→ **Task**
Set down every entry word for word. Omit the pictures.
⁂
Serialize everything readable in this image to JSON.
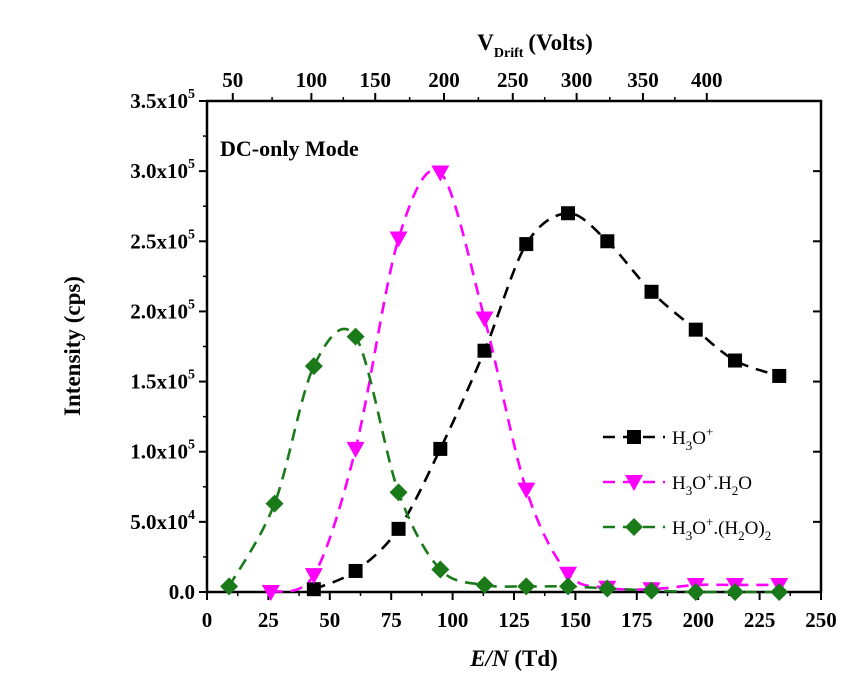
{
  "chart_data": {
    "type": "line",
    "annotation": "DC-only Mode",
    "x_axis": {
      "label_italic": "E/N",
      "label_unit": "(Td)",
      "ticks": [
        "0",
        "25",
        "50",
        "75",
        "100",
        "125",
        "150",
        "175",
        "200",
        "225",
        "250"
      ],
      "range": [
        0,
        250
      ]
    },
    "top_axis": {
      "label_main": "V",
      "label_sub": "Drift",
      "label_unit": "(Volts)",
      "ticks": [
        "50",
        "100",
        "150",
        "200",
        "250",
        "300",
        "350",
        "400"
      ],
      "tick_positions_en": [
        10.5,
        42.5,
        68.5,
        96.5,
        124.5,
        150.5,
        177.5,
        203.5
      ]
    },
    "y_axis": {
      "label": "Intensity (cps)",
      "ticks": [
        {
          "mantissa": "0.0",
          "exp": ""
        },
        {
          "mantissa": "5.0x10",
          "exp": "4"
        },
        {
          "mantissa": "1.0x10",
          "exp": "5"
        },
        {
          "mantissa": "1.5x10",
          "exp": "5"
        },
        {
          "mantissa": "2.0x10",
          "exp": "5"
        },
        {
          "mantissa": "2.5x10",
          "exp": "5"
        },
        {
          "mantissa": "3.0x10",
          "exp": "5"
        },
        {
          "mantissa": "3.5x10",
          "exp": "5"
        }
      ],
      "range": [
        0,
        350000
      ]
    },
    "legend_position": "right",
    "series": [
      {
        "name": "H3O+",
        "color": "#000000",
        "marker": "square",
        "x": [
          43.5,
          60.5,
          78,
          95,
          113,
          130,
          147,
          163,
          181,
          199,
          215,
          233
        ],
        "y": [
          2000,
          15000,
          45000,
          102000,
          172000,
          248000,
          270000,
          250000,
          214000,
          187000,
          165000,
          154000
        ]
      },
      {
        "name": "H3O+.H2O",
        "color": "#ff00ff",
        "marker": "triangle-down",
        "x": [
          26,
          43.5,
          60.5,
          78,
          95,
          113,
          130,
          147,
          163,
          181,
          199,
          215,
          233
        ],
        "y": [
          0,
          12000,
          102000,
          252000,
          299000,
          195000,
          73000,
          13000,
          3000,
          2000,
          5000,
          5000,
          5000
        ]
      },
      {
        "name": "H3O+.(H2O)2",
        "color": "#1a7a1a",
        "marker": "diamond",
        "x": [
          9,
          27.5,
          43.5,
          60.5,
          78,
          95,
          113,
          130,
          147,
          163,
          181,
          199,
          215,
          233
        ],
        "y": [
          4000,
          63000,
          161000,
          182000,
          71000,
          16000,
          5000,
          4000,
          4000,
          2500,
          1000,
          0,
          0,
          0
        ]
      }
    ]
  }
}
⁂
→ **Reply to the exercise**
Serialize everything readable in this image to JSON.
{
  "chart_data": {
    "type": "line",
    "annotation": "DC-only Mode",
    "x_axis": {
      "label_italic": "E/N",
      "label_unit": "(Td)",
      "ticks": [
        "0",
        "25",
        "50",
        "75",
        "100",
        "125",
        "150",
        "175",
        "200",
        "225",
        "250"
      ],
      "range": [
        0,
        250
      ]
    },
    "top_axis": {
      "label_main": "V",
      "label_sub": "Drift",
      "label_unit": "(Volts)",
      "ticks": [
        "50",
        "100",
        "150",
        "200",
        "250",
        "300",
        "350",
        "400"
      ],
      "tick_positions_en": [
        10.5,
        42.5,
        68.5,
        96.5,
        124.5,
        150.5,
        177.5,
        203.5
      ]
    },
    "y_axis": {
      "label": "Intensity (cps)",
      "ticks": [
        {
          "mantissa": "0.0",
          "exp": ""
        },
        {
          "mantissa": "5.0x10",
          "exp": "4"
        },
        {
          "mantissa": "1.0x10",
          "exp": "5"
        },
        {
          "mantissa": "1.5x10",
          "exp": "5"
        },
        {
          "mantissa": "2.0x10",
          "exp": "5"
        },
        {
          "mantissa": "2.5x10",
          "exp": "5"
        },
        {
          "mantissa": "3.0x10",
          "exp": "5"
        },
        {
          "mantissa": "3.5x10",
          "exp": "5"
        }
      ],
      "range": [
        0,
        350000
      ]
    },
    "legend_position": "right",
    "series": [
      {
        "name": "H3O+",
        "color": "#000000",
        "marker": "square",
        "x": [
          43.5,
          60.5,
          78,
          95,
          113,
          130,
          147,
          163,
          181,
          199,
          215,
          233
        ],
        "y": [
          2000,
          15000,
          45000,
          102000,
          172000,
          248000,
          270000,
          250000,
          214000,
          187000,
          165000,
          154000
        ]
      },
      {
        "name": "H3O+.H2O",
        "color": "#ff00ff",
        "marker": "triangle-down",
        "x": [
          26,
          43.5,
          60.5,
          78,
          95,
          113,
          130,
          147,
          163,
          181,
          199,
          215,
          233
        ],
        "y": [
          0,
          12000,
          102000,
          252000,
          299000,
          195000,
          73000,
          13000,
          3000,
          2000,
          5000,
          5000,
          5000
        ]
      },
      {
        "name": "H3O+.(H2O)2",
        "color": "#1a7a1a",
        "marker": "diamond",
        "x": [
          9,
          27.5,
          43.5,
          60.5,
          78,
          95,
          113,
          130,
          147,
          163,
          181,
          199,
          215,
          233
        ],
        "y": [
          4000,
          63000,
          161000,
          182000,
          71000,
          16000,
          5000,
          4000,
          4000,
          2500,
          1000,
          0,
          0,
          0
        ]
      }
    ]
  }
}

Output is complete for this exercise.